* Job *
Pick out the lines below that include the string "целей".

* Recorded information *
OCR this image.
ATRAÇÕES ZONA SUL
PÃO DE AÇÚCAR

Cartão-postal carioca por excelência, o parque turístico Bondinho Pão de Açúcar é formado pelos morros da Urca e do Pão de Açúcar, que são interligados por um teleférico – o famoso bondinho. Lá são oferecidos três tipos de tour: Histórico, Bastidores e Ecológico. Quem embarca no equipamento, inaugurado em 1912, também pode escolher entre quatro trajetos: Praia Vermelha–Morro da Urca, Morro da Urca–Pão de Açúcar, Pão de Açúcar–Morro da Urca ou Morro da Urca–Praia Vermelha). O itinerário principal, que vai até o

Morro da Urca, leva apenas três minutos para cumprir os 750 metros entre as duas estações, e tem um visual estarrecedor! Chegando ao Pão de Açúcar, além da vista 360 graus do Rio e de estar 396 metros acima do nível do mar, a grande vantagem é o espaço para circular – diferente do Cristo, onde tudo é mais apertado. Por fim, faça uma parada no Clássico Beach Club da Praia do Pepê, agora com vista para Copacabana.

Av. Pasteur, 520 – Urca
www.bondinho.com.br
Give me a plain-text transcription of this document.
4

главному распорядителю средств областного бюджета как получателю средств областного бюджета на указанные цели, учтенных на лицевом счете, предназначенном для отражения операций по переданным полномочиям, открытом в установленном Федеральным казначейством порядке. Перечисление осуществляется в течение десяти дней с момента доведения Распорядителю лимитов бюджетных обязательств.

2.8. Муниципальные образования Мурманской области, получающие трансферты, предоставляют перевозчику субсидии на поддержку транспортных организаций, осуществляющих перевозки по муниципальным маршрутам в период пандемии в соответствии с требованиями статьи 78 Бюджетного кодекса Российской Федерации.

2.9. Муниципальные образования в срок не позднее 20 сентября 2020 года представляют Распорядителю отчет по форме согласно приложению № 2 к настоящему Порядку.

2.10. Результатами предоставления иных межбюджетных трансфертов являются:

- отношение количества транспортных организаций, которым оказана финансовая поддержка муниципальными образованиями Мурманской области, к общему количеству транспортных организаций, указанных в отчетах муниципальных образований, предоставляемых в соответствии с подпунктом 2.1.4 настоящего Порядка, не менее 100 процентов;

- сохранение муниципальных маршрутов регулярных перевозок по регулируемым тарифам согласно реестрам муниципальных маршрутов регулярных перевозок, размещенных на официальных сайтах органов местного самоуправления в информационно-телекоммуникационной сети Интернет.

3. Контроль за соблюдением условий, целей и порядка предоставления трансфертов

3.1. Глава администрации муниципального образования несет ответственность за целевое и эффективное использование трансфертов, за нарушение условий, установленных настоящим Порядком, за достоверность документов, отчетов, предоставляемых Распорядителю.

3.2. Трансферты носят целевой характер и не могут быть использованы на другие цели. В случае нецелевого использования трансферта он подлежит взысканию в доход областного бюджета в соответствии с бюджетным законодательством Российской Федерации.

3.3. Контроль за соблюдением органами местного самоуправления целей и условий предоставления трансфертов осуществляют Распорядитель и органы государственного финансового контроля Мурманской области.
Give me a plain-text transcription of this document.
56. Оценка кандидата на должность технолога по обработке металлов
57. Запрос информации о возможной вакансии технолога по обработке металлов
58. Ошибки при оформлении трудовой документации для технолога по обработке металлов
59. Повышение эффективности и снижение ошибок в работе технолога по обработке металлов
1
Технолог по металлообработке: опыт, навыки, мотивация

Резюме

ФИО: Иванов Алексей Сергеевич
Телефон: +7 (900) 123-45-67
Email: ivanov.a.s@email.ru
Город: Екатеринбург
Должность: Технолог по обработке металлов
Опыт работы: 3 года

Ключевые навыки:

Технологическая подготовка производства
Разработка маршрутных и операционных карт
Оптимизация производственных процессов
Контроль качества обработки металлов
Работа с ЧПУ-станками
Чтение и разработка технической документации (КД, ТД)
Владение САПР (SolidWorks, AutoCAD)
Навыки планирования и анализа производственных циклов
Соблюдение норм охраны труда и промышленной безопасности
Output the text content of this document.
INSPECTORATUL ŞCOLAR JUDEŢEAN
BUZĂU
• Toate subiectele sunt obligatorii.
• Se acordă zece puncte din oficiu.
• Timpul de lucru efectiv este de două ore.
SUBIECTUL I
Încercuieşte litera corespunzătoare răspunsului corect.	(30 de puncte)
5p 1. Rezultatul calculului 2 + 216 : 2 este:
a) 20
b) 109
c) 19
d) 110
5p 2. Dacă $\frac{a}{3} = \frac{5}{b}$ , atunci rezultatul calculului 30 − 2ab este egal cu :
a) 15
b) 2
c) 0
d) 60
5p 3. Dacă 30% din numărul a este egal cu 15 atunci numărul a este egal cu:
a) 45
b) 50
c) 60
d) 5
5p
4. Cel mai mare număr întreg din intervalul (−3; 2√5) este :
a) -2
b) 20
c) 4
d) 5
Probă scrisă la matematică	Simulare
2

* Response below *
3. Контроль за соблюдением условий, целей и порядка предоставления трансфертов
3.3. Контроль за соблюдением органами местного самоуправления целей и условий предоставления трансфертов осуществляют Распорядитель и органы государственного финансового контроля Мурманской области.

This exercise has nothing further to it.